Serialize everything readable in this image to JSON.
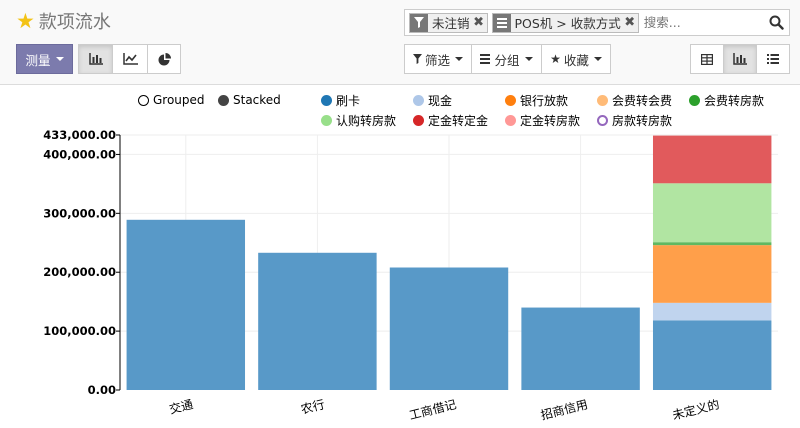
{
  "header": {
    "title": "款项流水"
  },
  "search": {
    "facets": [
      {
        "label": "未注销",
        "icon": "filter-icon"
      },
      {
        "label": "POS机 > 收款方式",
        "icon": "groupby-icon"
      }
    ],
    "placeholder": "搜索..."
  },
  "toolbar": {
    "measures_label": "测量",
    "filters_label": "筛选",
    "groupby_label": "分组",
    "favorites_label": "收藏"
  },
  "legend": {
    "modes": [
      {
        "label": "Grouped",
        "active": false
      },
      {
        "label": "Stacked",
        "active": true
      }
    ],
    "series": [
      {
        "label": "刷卡",
        "color": "#1f77b4"
      },
      {
        "label": "现金",
        "color": "#aec7e8"
      },
      {
        "label": "银行放款",
        "color": "#ff7f0e"
      },
      {
        "label": "会费转会费",
        "color": "#ffbb78"
      },
      {
        "label": "会费转房款",
        "color": "#2ca02c"
      },
      {
        "label": "认购转房款",
        "color": "#98df8a"
      },
      {
        "label": "定金转定金",
        "color": "#d62728"
      },
      {
        "label": "定金转房款",
        "color": "#ff9896"
      },
      {
        "label": "房款转房款",
        "color": "#9467bd",
        "disabled": true
      }
    ]
  },
  "chart_data": {
    "type": "bar",
    "stacked": true,
    "categories": [
      "交通",
      "农行",
      "工商借记",
      "招商信用",
      "未定义的"
    ],
    "ylim": [
      0,
      433000
    ],
    "y_ticks": [
      "433,000.00",
      "400,000.00",
      "300,000.00",
      "200,000.00",
      "100,000.00",
      "0.00"
    ],
    "y_tick_values": [
      433000,
      400000,
      300000,
      200000,
      100000,
      0
    ],
    "series": [
      {
        "name": "刷卡",
        "color": "#5899c8",
        "values": [
          289000,
          233000,
          208000,
          140000,
          118000
        ]
      },
      {
        "name": "现金",
        "color": "#c0d4ee",
        "values": [
          0,
          0,
          0,
          0,
          30000
        ]
      },
      {
        "name": "银行放款",
        "color": "#ff9f4a",
        "values": [
          0,
          0,
          0,
          0,
          98000
        ]
      },
      {
        "name": "会费转会费",
        "color": "#ffc990",
        "values": [
          0,
          0,
          0,
          0,
          0
        ]
      },
      {
        "name": "会费转房款",
        "color": "#60b860",
        "values": [
          0,
          0,
          0,
          0,
          5000
        ]
      },
      {
        "name": "认购转房款",
        "color": "#b1e5a2",
        "values": [
          0,
          0,
          0,
          0,
          100000
        ]
      },
      {
        "name": "定金转定金",
        "color": "#e15a5c",
        "values": [
          0,
          0,
          0,
          0,
          81000
        ]
      }
    ]
  }
}
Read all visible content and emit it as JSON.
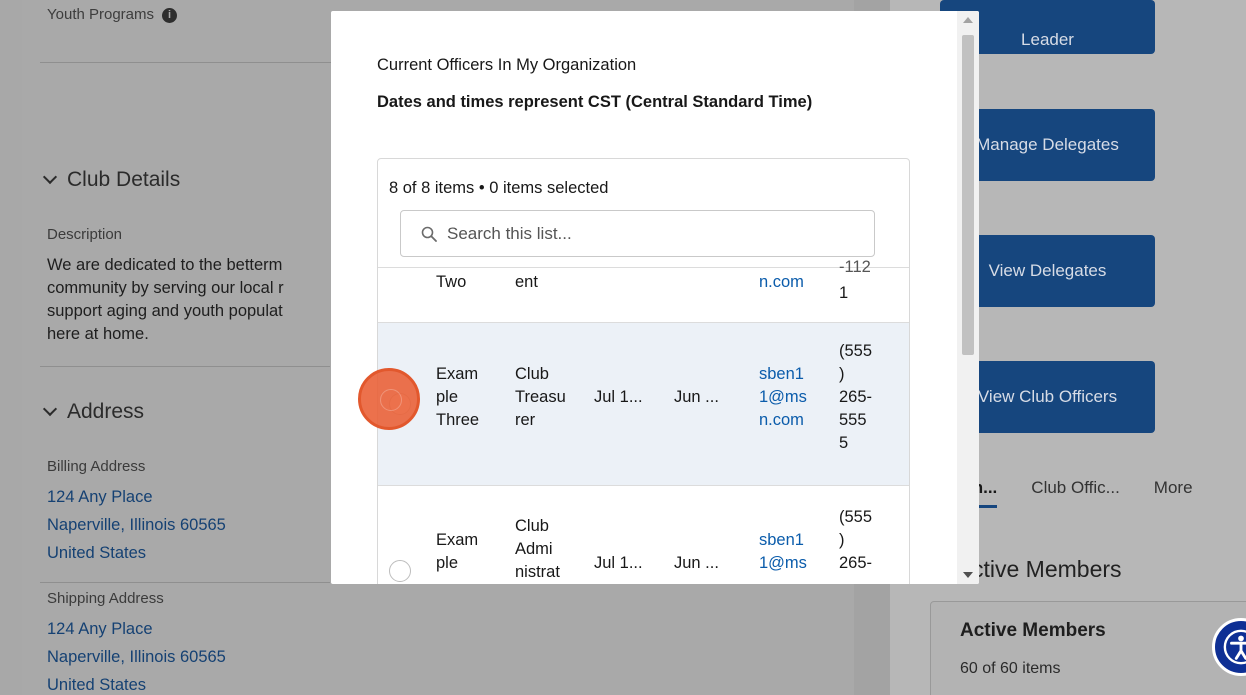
{
  "background": {
    "youth_programs": "Youth Programs",
    "club_details": {
      "heading": "Club Details",
      "description_label": "Description",
      "description_lines": [
        "We are dedicated to the betterm",
        "community by serving our local r",
        "support aging and youth populat",
        "here at home."
      ]
    },
    "address": {
      "heading": "Address",
      "billing_label": "Billing Address",
      "billing_lines": [
        "124 Any Place",
        "Naperville, Illinois 60565",
        "United States"
      ],
      "shipping_label": "Shipping Address",
      "shipping_lines": [
        "124 Any Place",
        "Naperville, Illinois 60565",
        "United States"
      ]
    },
    "right_buttons": [
      "Leader",
      "Manage Delegates",
      "View Delegates",
      "View Club Officers"
    ],
    "tabs": [
      "m...",
      "Club Offic...",
      "More"
    ],
    "active_members_heading": "ctive Members",
    "card_title": "Active Members",
    "card_count": "60 of 60 items"
  },
  "modal": {
    "title": "Current Officers In My Organization",
    "subtitle": "Dates and times represent CST (Central Standard Time)",
    "count_line": "8 of 8 items • 0 items selected",
    "search_placeholder": "Search this list...",
    "rows": [
      {
        "name": "Two",
        "role": "ent",
        "start": "",
        "end": "",
        "email": "n.com",
        "phone": "1"
      },
      {
        "name": "Exam\nple\nThree",
        "role": "Club\nTreasu\nrer",
        "start": "Jul 1...",
        "end": "Jun ...",
        "email": "sben1\n1@ms\nn.com",
        "phone": "(555\n)\n265-\n555\n5"
      },
      {
        "name": "Exam\nple",
        "role": "Club\nAdmi\nnistrat",
        "start": "Jul 1...",
        "end": "Jun ...",
        "email": "sben1\n1@ms",
        "phone": "(555\n)\n265-"
      }
    ]
  },
  "colors": {
    "brand_blue": "#16467e",
    "link_blue": "#0b5cab",
    "click_marker": "#ea6238",
    "accessibility_blue": "#0e2f94"
  }
}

################

Instructions to follow
Leave out the pictures and give the listing above again exactly.

Task answer
Serialize everything readable in this image to JSON.
{
  "header": {
    "title": "款项流水"
  },
  "search": {
    "facets": [
      {
        "label": "未注销",
        "icon": "filter-icon"
      },
      {
        "label": "POS机 > 收款方式",
        "icon": "groupby-icon"
      }
    ],
    "placeholder": "搜索..."
  },
  "toolbar": {
    "measures_label": "测量",
    "filters_label": "筛选",
    "groupby_label": "分组",
    "favorites_label": "收藏"
  },
  "legend": {
    "modes": [
      {
        "label": "Grouped",
        "active": false
      },
      {
        "label": "Stacked",
        "active": true
      }
    ],
    "series": [
      {
        "label": "刷卡",
        "color": "#1f77b4"
      },
      {
        "label": "现金",
        "color": "#aec7e8"
      },
      {
        "label": "银行放款",
        "color": "#ff7f0e"
      },
      {
        "label": "会费转会费",
        "color": "#ffbb78"
      },
      {
        "label": "会费转房款",
        "color": "#2ca02c"
      },
      {
        "label": "认购转房款",
        "color": "#98df8a"
      },
      {
        "label": "定金转定金",
        "color": "#d62728"
      },
      {
        "label": "定金转房款",
        "color": "#ff9896"
      },
      {
        "label": "房款转房款",
        "color": "#9467bd",
        "disabled": true
      }
    ]
  },
  "chart_data": {
    "type": "bar",
    "stacked": true,
    "categories": [
      "交通",
      "农行",
      "工商借记",
      "招商信用",
      "未定义的"
    ],
    "ylim": [
      0,
      433000
    ],
    "y_ticks": [
      "433,000.00",
      "400,000.00",
      "300,000.00",
      "200,000.00",
      "100,000.00",
      "0.00"
    ],
    "y_tick_values": [
      433000,
      400000,
      300000,
      200000,
      100000,
      0
    ],
    "series": [
      {
        "name": "刷卡",
        "color": "#5899c8",
        "values": [
          289000,
          233000,
          208000,
          140000,
          118000
        ]
      },
      {
        "name": "现金",
        "color": "#c0d4ee",
        "values": [
          0,
          0,
          0,
          0,
          30000
        ]
      },
      {
        "name": "银行放款",
        "color": "#ff9f4a",
        "values": [
          0,
          0,
          0,
          0,
          98000
        ]
      },
      {
        "name": "会费转会费",
        "color": "#ffc990",
        "values": [
          0,
          0,
          0,
          0,
          0
        ]
      },
      {
        "name": "会费转房款",
        "color": "#60b860",
        "values": [
          0,
          0,
          0,
          0,
          5000
        ]
      },
      {
        "name": "认购转房款",
        "color": "#b1e5a2",
        "values": [
          0,
          0,
          0,
          0,
          100000
        ]
      },
      {
        "name": "定金转定金",
        "color": "#e15a5c",
        "values": [
          0,
          0,
          0,
          0,
          81000
        ]
      }
    ]
  }
}
Read all visible content and emit it as JSON.
{
  "background": {
    "youth_programs": "Youth Programs",
    "club_details": {
      "heading": "Club Details",
      "description_label": "Description",
      "description_lines": [
        "We are dedicated to the betterm",
        "community by serving our local r",
        "support aging and youth populat",
        "here at home."
      ]
    },
    "address": {
      "heading": "Address",
      "billing_label": "Billing Address",
      "billing_lines": [
        "124 Any Place",
        "Naperville, Illinois 60565",
        "United States"
      ],
      "shipping_label": "Shipping Address",
      "shipping_lines": [
        "124 Any Place",
        "Naperville, Illinois 60565",
        "United States"
      ]
    },
    "right_buttons": [
      "Leader",
      "Manage Delegates",
      "View Delegates",
      "View Club Officers"
    ],
    "tabs": [
      "m...",
      "Club Offic...",
      "More"
    ],
    "active_members_heading": "ctive Members",
    "card_title": "Active Members",
    "card_count": "60 of 60 items"
  },
  "modal": {
    "title": "Current Officers In My Organization",
    "subtitle": "Dates and times represent CST (Central Standard Time)",
    "count_line": "8 of 8 items • 0 items selected",
    "search_placeholder": "Search this list...",
    "rows": [
      {
        "name": "Two",
        "role": "ent",
        "start": "",
        "end": "",
        "email": "n.com",
        "phone": "1"
      },
      {
        "name": "Exam\nple\nThree",
        "role": "Club\nTreasu\nrer",
        "start": "Jul 1...",
        "end": "Jun ...",
        "email": "sben1\n1@ms\nn.com",
        "phone": "(555\n)\n265-\n555\n5"
      },
      {
        "name": "Exam\nple",
        "role": "Club\nAdmi\nnistrat",
        "start": "Jul 1...",
        "end": "Jun ...",
        "email": "sben1\n1@ms",
        "phone": "(555\n)\n265-"
      }
    ]
  },
  "colors": {
    "brand_blue": "#16467e",
    "link_blue": "#0b5cab",
    "click_marker": "#ea6238",
    "accessibility_blue": "#0e2f94"
  }
}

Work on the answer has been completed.